= Aim of the task =
Read the records below. Copy each line where the string "Cambridge" occurs.

======== Raw records ========

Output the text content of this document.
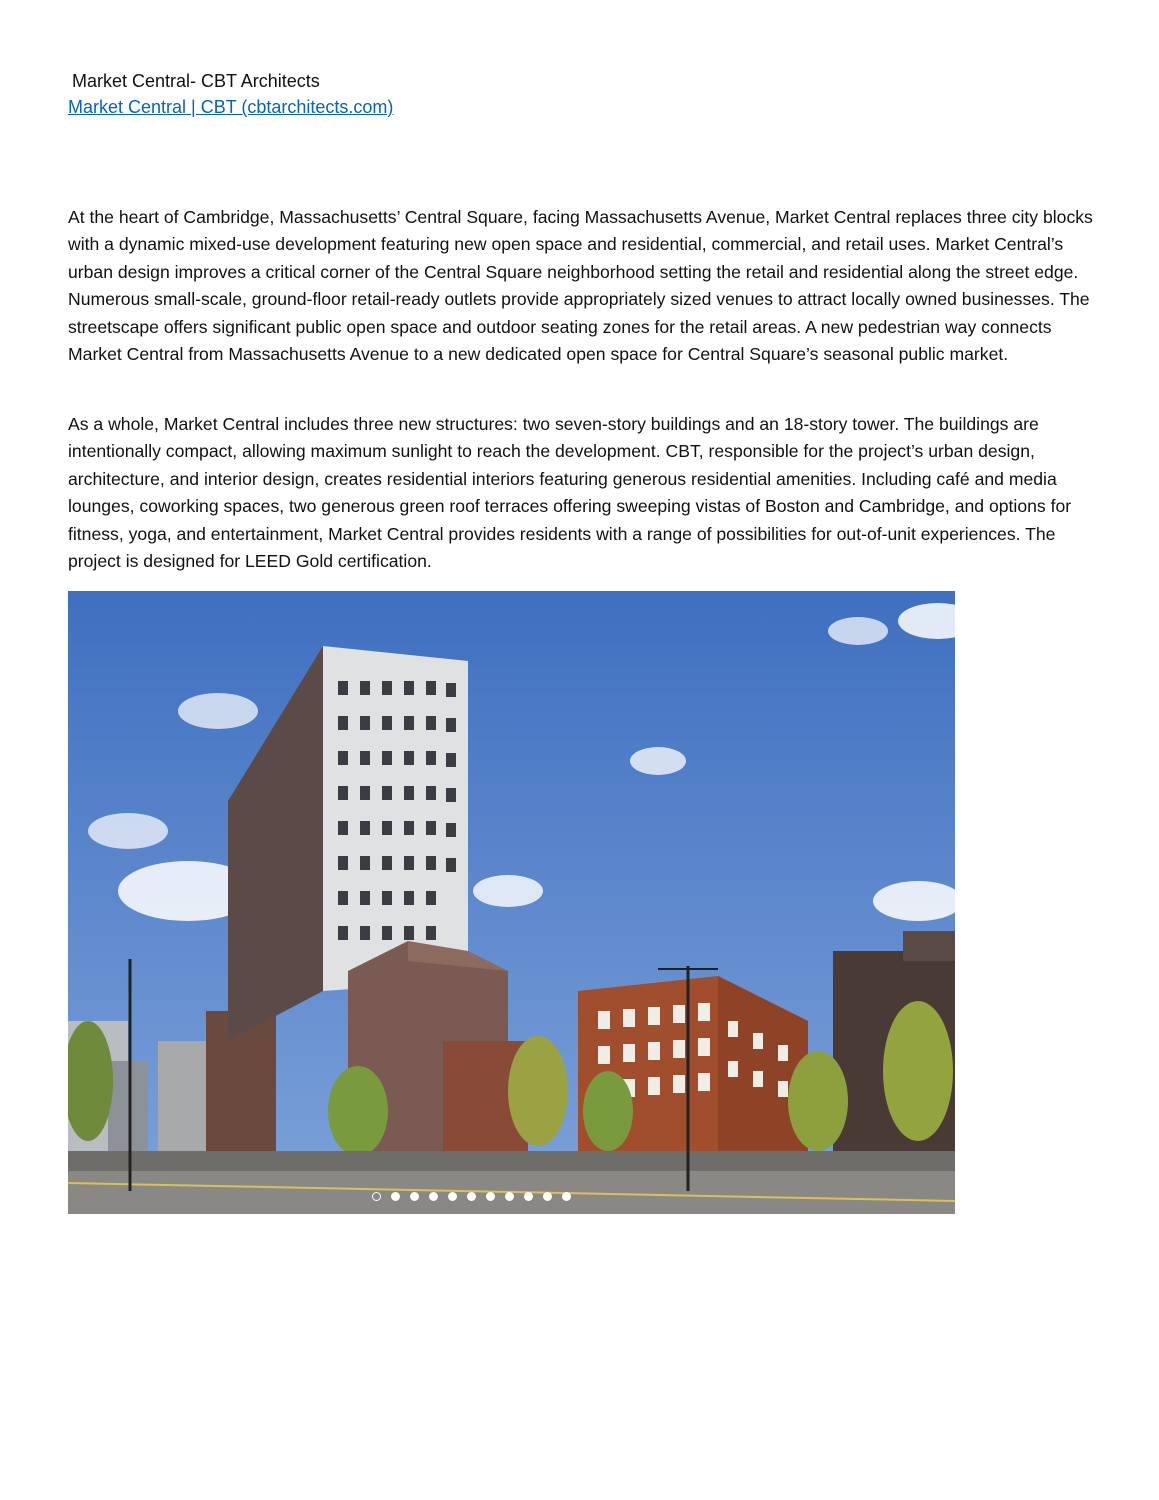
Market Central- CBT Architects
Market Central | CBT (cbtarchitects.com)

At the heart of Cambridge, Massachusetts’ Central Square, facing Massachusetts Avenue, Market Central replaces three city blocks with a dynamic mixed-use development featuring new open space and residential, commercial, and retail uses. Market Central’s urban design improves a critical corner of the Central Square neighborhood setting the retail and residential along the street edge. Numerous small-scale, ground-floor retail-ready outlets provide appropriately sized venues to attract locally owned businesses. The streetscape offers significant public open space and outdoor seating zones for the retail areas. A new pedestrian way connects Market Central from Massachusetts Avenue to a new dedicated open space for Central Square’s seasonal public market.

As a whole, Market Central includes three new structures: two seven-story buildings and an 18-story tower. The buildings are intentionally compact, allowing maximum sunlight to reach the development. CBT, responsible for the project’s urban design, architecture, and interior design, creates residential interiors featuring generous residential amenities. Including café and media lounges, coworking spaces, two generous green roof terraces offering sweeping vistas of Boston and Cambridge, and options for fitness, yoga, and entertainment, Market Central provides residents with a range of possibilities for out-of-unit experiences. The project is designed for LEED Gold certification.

========
======== Raw records ========

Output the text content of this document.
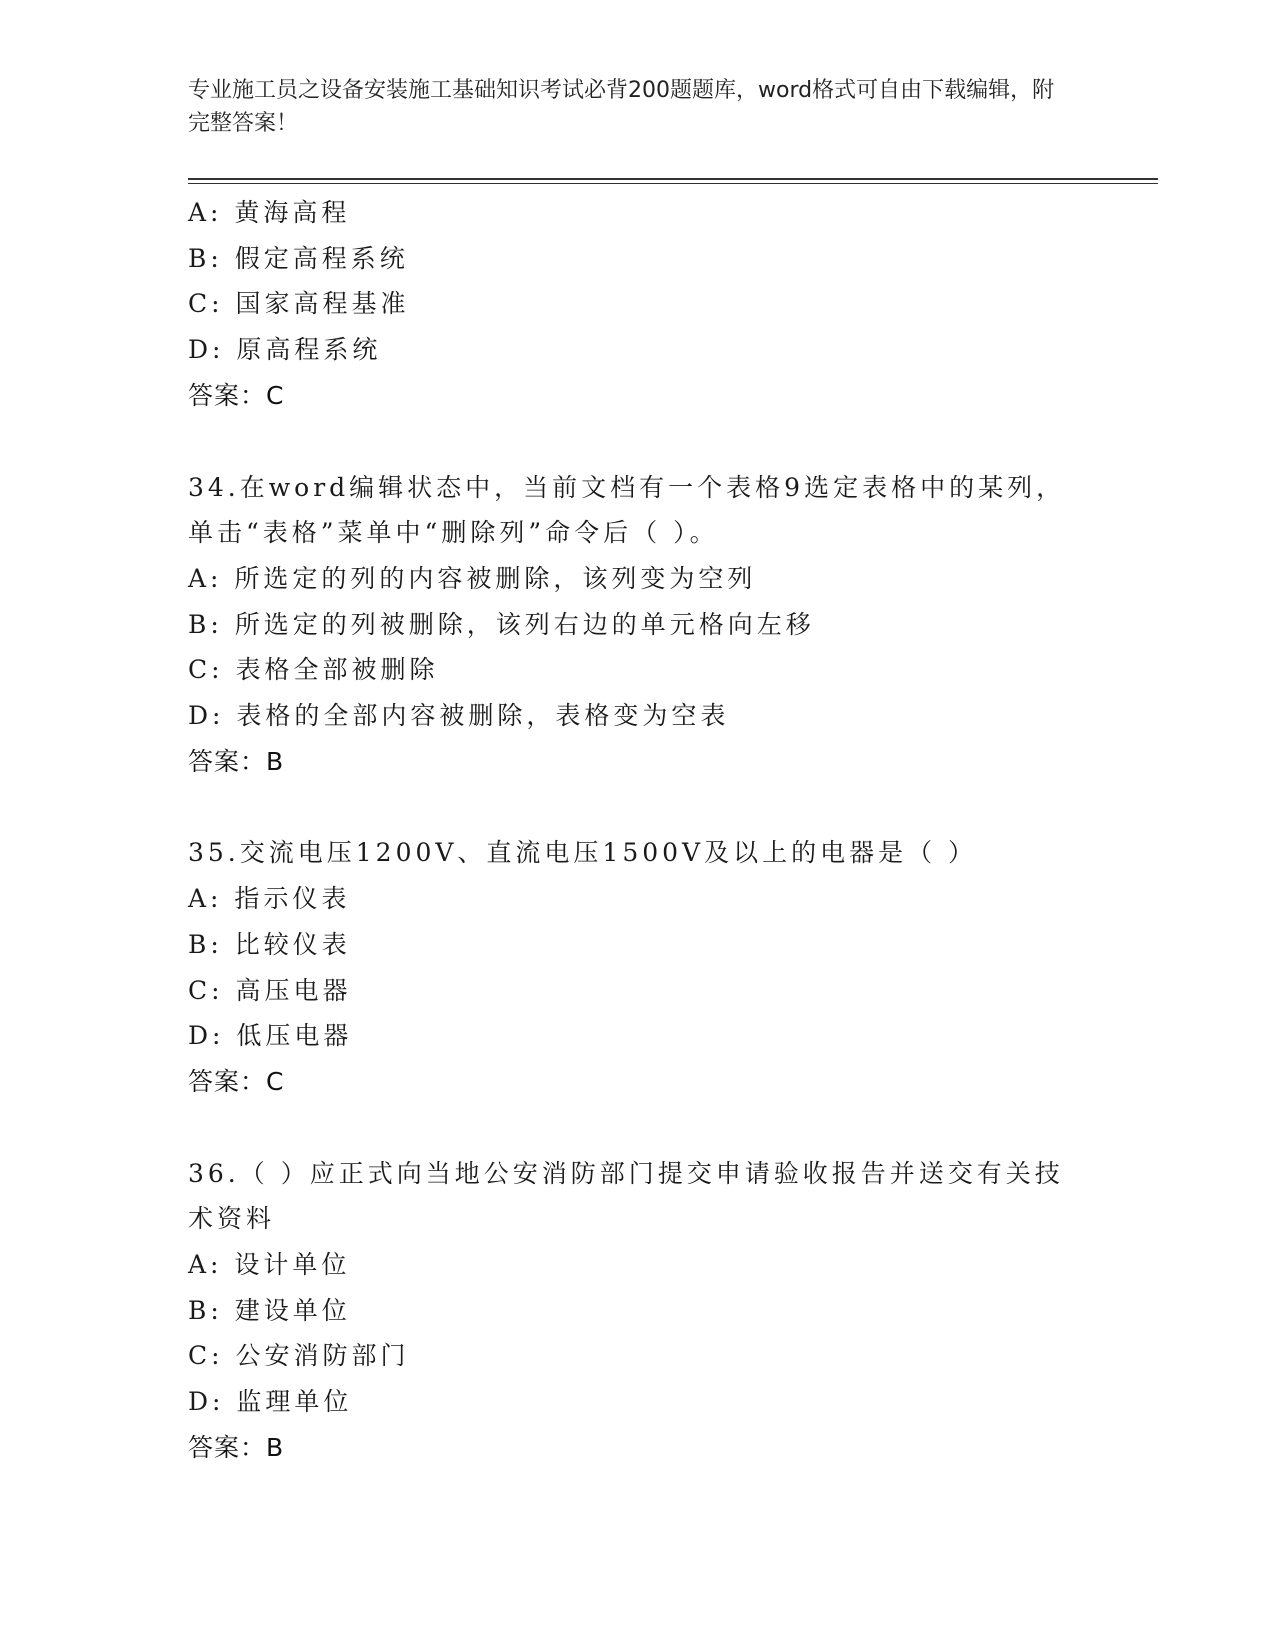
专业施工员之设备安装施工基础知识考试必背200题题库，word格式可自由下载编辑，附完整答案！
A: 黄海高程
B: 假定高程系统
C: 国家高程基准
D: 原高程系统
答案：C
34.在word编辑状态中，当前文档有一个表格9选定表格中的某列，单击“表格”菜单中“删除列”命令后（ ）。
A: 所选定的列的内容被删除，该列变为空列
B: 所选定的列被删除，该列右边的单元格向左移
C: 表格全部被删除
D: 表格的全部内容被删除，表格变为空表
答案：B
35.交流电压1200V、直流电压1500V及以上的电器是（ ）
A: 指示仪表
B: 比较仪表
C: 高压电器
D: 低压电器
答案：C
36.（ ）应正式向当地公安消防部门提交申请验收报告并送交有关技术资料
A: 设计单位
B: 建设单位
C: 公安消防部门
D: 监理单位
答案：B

========

= Answer below =
At the heart of Cambridge, Massachusetts’ Central Square, facing Massachusetts Avenue, Market Central replaces three city blocks with a dynamic mixed-use development featuring new open space and residential, commercial, and retail uses. Market Central’s urban design improves a critical corner of the Central Square neighborhood setting the retail and residential along the street edge. Numerous small-scale, ground-floor retail-ready outlets provide appropriately sized venues to attract locally owned businesses. The streetscape offers significant public open space and outdoor seating zones for the retail areas. A new pedestrian way connects Market Central from Massachusetts Avenue to a new dedicated open space for Central Square’s seasonal public market.
As a whole, Market Central includes three new structures: two seven-story buildings and an 18-story tower. The buildings are intentionally compact, allowing maximum sunlight to reach the development. CBT, responsible for the project’s urban design, architecture, and interior design, creates residential interiors featuring generous residential amenities. Including café and media lounges, coworking spaces, two generous green roof terraces offering sweeping vistas of Boston and Cambridge, and options for fitness, yoga, and entertainment, Market Central provides residents with a range of possibilities for out-of-unit experiences. The project is designed for LEED Gold certification.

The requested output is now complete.